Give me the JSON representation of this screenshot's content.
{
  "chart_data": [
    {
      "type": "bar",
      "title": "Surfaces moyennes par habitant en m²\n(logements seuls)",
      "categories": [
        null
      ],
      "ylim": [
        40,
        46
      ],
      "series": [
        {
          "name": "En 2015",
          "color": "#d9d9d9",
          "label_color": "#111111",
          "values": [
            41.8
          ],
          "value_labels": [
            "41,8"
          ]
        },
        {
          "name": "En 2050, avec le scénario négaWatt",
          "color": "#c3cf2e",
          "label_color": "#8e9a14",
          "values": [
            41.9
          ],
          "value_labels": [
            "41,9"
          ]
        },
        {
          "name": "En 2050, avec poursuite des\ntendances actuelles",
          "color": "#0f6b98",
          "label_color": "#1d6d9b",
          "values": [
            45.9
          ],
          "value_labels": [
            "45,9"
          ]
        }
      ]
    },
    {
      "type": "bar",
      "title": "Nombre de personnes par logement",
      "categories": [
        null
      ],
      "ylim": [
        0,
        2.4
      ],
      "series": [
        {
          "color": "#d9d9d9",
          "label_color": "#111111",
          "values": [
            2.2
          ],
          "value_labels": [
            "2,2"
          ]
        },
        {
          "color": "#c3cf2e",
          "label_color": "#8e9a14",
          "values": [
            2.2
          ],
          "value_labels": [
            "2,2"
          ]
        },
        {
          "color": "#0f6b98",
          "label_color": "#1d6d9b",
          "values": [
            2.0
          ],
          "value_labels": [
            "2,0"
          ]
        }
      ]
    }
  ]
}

**Given request**
Quote the listing in full, please, keeping every line exact.

**Solution to the exercise**
Give me the JSON representation of this screenshot's content.
{
  "chart_data": [
    {
      "type": "bar",
      "title": "Surfaces moyennes par habitant en m²\n(logements seuls)",
      "categories": [
        null
      ],
      "ylim": [
        40,
        46
      ],
      "series": [
        {
          "name": "En 2015",
          "color": "#d9d9d9",
          "label_color": "#111111",
          "values": [
            41.8
          ],
          "value_labels": [
            "41,8"
          ]
        },
        {
          "name": "En 2050, avec le scénario négaWatt",
          "color": "#c3cf2e",
          "label_color": "#8e9a14",
          "values": [
            41.9
          ],
          "value_labels": [
            "41,9"
          ]
        },
        {
          "name": "En 2050, avec poursuite des\ntendances actuelles",
          "color": "#0f6b98",
          "label_color": "#1d6d9b",
          "values": [
            45.9
          ],
          "value_labels": [
            "45,9"
          ]
        }
      ]
    },
    {
      "type": "bar",
      "title": "Nombre de personnes par logement",
      "categories": [
        null
      ],
      "ylim": [
        0,
        2.4
      ],
      "series": [
        {
          "color": "#d9d9d9",
          "label_color": "#111111",
          "values": [
            2.2
          ],
          "value_labels": [
            "2,2"
          ]
        },
        {
          "color": "#c3cf2e",
          "label_color": "#8e9a14",
          "values": [
            2.2
          ],
          "value_labels": [
            "2,2"
          ]
        },
        {
          "color": "#0f6b98",
          "label_color": "#1d6d9b",
          "values": [
            2.0
          ],
          "value_labels": [
            "2,0"
          ]
        }
      ]
    }
  ]
}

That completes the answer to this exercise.